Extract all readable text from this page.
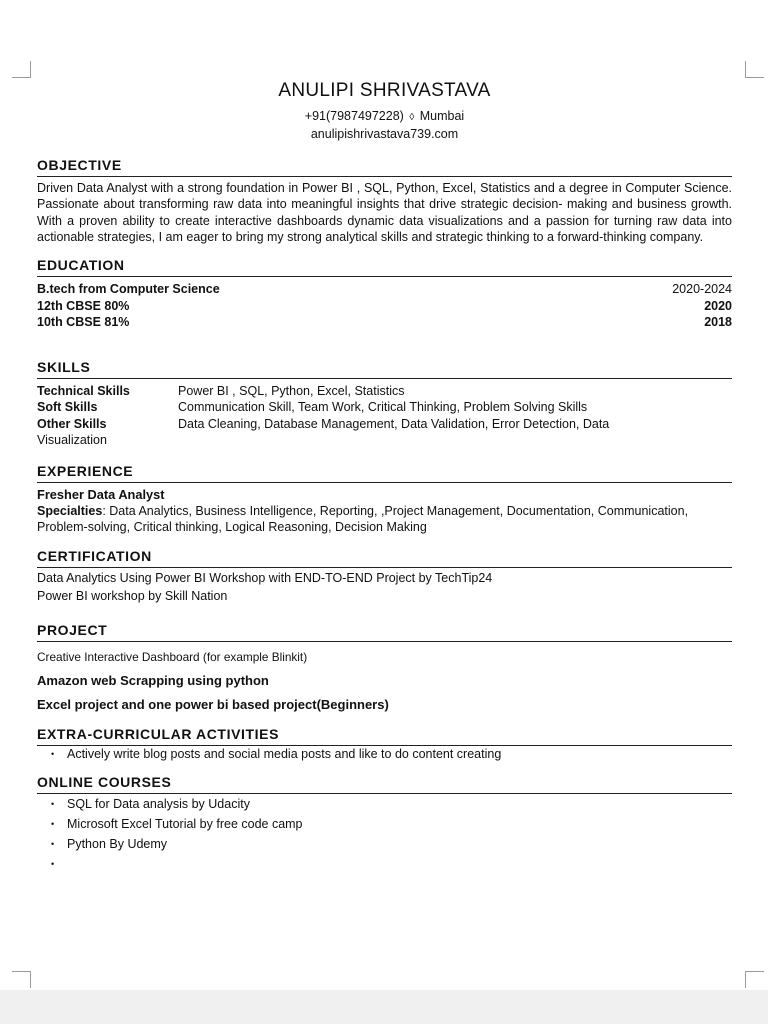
ANULIPI SHRIVASTAVA
+91(7987497228) ◊ Mumbai
anulipishrivastava739.com
OBJECTIVE
Driven Data Analyst with a strong foundation in Power BI , SQL, Python, Excel, Statistics and a degree in Computer Science. Passionate about transforming raw data into meaningful insights that drive strategic decision- making and business growth. With a proven ability to create interactive dashboards dynamic data visualizations and a passion for turning raw data into actionable strategies, I am eager to bring my strong analytical skills and strategic thinking to a forward-thinking company.
EDUCATION
B.tech from Computer Science	2020-2024
12th CBSE 80%	2020
10th CBSE 81%	2018
SKILLS
Technical Skills	Power BI , SQL, Python, Excel, Statistics
Soft Skills	Communication Skill, Team Work, Critical Thinking, Problem Solving Skills
Other Skills	Data Cleaning, Database Management, Data Validation, Error Detection, Data
Visualization
EXPERIENCE
Fresher Data Analyst
Specialties: Data Analytics, Business Intelligence, Reporting, ,Project Management, Documentation, Communication, Problem-solving, Critical thinking, Logical Reasoning, Decision Making
CERTIFICATION
Data Analytics Using Power BI Workshop with END-TO-END Project by TechTip24
Power BI workshop by Skill Nation
PROJECT
Creative Interactive Dashboard (for example Blinkit)
Amazon web Scrapping using python
Excel project and one power bi based project(Beginners)
EXTRA-CURRICULAR ACTIVITIES
• Actively write blog posts and social media posts and like to do content creating
ONLINE COURSES
• SQL for Data analysis by Udacity
• Microsoft Excel Tutorial by free code camp
• Python By Udemy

#### What to do:
Search the data above for lines holding "with" and copy each of them.

#### The response:
Driven Data Analyst with a strong foundation in Power BI , SQL, Python, Excel, Statistics and a degree in Computer Science. Passionate about transforming raw data into meaningful insights that drive strategic decision- making and business growth. With a proven ability to create interactive dashboards dynamic data visualizations and a passion for turning raw data into actionable strategies, I am eager to bring my strong analytical skills and strategic thinking to a forward-thinking company.
Data Analytics Using Power BI Workshop with END-TO-END Project by TechTip24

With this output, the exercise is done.